■ **Actividades**
**1)** Cambia "dirigentes sindicales" por "referentes gremiales" y vuelve a escribir el tramo de la nota sobre la CGT y la reforma laboral que va desde "Varios dirigentes sindicales" hasta "quedaron en suspenso.".
**2)** Prosigue la nota sobre la CGT y la reforma laboral a partir de su última oración.

La Confederación General del Trabajo (CGT) reunirá este viernes a su Consejo Directivo para definir la estrategia frente a la reforma laboral que el Gobierno llevará al Senado. En un contexto de fuertes diferencias internas, la central obrera analizará la posibilidad de un paro o una movilización durante el debate legislativo.
La reunión será desde las 11 en la sede de Azopardo. Allí, la conducción cegetista evaluará distintas alternativas de acción, entre estas, salir a la calle el mismo día en que el proyecto comience a debatirse en la Cámara Alta. La definición se dará en medio de un clima de fuerte presión interna y posiciones encontradas.
En la previa del encuentro, la CGT quedó atravesada por diferencias sobre el alcance y la oportunidad de las medidas de fuerza. Un sector de la conducción privilegió en las últimas semanas el diálogo político y las gestiones con gobernadores, con el objetivo de frenar o introducir cambios en la reforma laboral.
Varios dirigentes sindicales mantuvieron contactos con mandatarios provinciales del peronismo que expresaron su rechazo al proyecto y advirtieron sobre un posible impacto negativo en las condiciones de trabajo. Sin embargo, esos respaldos no fueron uniformes y algunas conversaciones previstas quedaron en suspenso.

■ **Información extraída**
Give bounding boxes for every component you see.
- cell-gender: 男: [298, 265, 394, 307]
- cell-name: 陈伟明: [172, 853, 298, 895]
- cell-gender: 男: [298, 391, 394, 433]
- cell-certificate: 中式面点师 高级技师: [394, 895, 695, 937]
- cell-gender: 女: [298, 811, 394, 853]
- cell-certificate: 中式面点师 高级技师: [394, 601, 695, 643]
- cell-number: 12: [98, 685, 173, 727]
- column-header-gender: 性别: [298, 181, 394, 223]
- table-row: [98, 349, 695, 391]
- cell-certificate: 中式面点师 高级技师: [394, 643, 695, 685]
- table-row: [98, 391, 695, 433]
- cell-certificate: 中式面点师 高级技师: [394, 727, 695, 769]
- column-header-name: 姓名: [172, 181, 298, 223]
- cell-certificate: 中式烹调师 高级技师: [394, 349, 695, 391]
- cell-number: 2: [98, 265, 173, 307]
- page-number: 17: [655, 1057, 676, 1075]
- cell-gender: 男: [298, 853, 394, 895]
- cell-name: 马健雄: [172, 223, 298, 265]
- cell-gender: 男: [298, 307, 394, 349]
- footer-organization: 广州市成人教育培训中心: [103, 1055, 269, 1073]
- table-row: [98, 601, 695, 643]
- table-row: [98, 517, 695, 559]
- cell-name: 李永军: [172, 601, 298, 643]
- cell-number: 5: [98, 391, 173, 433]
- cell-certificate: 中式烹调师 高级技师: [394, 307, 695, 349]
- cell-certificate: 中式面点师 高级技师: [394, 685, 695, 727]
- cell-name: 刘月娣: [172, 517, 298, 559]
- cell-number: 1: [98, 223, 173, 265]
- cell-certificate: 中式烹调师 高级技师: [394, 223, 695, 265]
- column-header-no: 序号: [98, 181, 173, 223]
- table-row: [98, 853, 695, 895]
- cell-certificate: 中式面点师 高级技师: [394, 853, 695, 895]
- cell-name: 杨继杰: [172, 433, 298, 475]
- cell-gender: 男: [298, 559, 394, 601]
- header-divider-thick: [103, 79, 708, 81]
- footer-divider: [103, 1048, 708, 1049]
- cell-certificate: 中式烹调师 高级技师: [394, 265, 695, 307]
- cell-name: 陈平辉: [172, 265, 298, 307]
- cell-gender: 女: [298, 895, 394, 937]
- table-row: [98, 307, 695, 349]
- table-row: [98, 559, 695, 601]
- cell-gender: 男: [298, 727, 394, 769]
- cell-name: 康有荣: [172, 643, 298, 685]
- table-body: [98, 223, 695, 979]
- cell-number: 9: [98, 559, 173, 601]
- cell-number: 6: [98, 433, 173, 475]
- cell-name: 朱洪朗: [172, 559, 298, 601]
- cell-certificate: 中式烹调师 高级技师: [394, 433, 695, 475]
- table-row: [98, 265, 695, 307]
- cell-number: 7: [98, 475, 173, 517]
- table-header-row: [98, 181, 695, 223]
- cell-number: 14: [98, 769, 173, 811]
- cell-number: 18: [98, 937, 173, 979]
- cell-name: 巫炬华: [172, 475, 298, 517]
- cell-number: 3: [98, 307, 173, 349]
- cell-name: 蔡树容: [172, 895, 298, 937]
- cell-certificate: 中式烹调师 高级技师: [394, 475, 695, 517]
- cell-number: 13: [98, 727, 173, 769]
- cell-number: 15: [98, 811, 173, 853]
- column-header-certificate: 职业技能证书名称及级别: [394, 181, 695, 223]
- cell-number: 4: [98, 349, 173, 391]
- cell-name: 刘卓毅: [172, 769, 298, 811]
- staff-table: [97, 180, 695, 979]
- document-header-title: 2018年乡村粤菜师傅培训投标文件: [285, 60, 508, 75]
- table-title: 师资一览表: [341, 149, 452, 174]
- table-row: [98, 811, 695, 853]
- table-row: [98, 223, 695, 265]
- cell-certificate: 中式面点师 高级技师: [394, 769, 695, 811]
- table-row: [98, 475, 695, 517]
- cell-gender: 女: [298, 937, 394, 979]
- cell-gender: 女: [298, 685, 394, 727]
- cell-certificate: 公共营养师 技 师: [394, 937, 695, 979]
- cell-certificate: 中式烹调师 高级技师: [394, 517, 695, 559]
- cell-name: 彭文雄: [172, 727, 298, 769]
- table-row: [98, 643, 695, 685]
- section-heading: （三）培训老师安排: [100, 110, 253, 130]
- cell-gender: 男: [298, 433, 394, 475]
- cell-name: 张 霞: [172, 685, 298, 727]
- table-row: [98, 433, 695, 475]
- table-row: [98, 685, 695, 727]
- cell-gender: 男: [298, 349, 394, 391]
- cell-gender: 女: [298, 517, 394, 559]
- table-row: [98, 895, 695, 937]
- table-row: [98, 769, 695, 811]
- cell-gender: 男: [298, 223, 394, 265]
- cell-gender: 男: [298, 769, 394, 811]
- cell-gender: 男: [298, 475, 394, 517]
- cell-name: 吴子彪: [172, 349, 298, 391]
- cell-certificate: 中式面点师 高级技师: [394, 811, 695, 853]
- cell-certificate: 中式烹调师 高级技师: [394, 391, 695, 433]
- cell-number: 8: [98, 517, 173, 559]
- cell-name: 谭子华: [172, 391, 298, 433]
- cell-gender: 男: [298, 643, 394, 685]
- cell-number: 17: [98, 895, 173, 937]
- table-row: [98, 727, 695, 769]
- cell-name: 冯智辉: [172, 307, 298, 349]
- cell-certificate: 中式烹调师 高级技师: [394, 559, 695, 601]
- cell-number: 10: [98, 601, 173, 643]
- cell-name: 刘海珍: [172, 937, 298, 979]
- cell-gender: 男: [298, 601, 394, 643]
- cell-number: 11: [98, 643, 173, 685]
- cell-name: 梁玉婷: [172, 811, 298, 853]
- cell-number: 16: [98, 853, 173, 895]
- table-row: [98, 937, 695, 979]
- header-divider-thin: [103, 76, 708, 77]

■ **Respuestas por número**
**1)**
Varios referentes gremiales mantuvieron contactos con mandatarios provinciales del peronismo que expresaron su rechazo al proyecto y advirtieron sobre un posible impacto negativo en las condiciones de trabajo. Sin embargo, esos respaldos no fueron uniformes y algunas conversaciones previstas quedaron en suspenso.

**2)**
Patricia Bullrich, una de las defensoras de la reforma laboral que rechaza la CGT
En ese escenario, el ala más combativa de la central obrera reclama una respuesta inmediata y de alto impacto. Desde ese sector insisten en avanzar hacia un paro general y cuestionan la efectividad de las negociaciones políticas encaradas hasta el momento.
La posibilidad del paro y la movilización de la CGT
Entre las alternativas que se pondrán sobre la mesa este viernes aparece también la convocatoria a una movilización frente al Congreso el día en que se inicie el debate, como señal de rechazo al contenido de la reforma laboral.
Los sindicatos del transporte volvieron a plantear la necesidad de una medida de fuerza contundente y recordaron antecedentes de resistencia sindical frente a reformas laborales de gobiernos anteriores, reforzando la presión sobre la conducción.
La decisión que adopte el Consejo Directivo ordenará el posicionamiento de la CGT frente a la reforma laboral y definirá su rol en una semana clave, con el Congreso como escenario y el conflicto sindical nuevamente en el centro de la agenda política.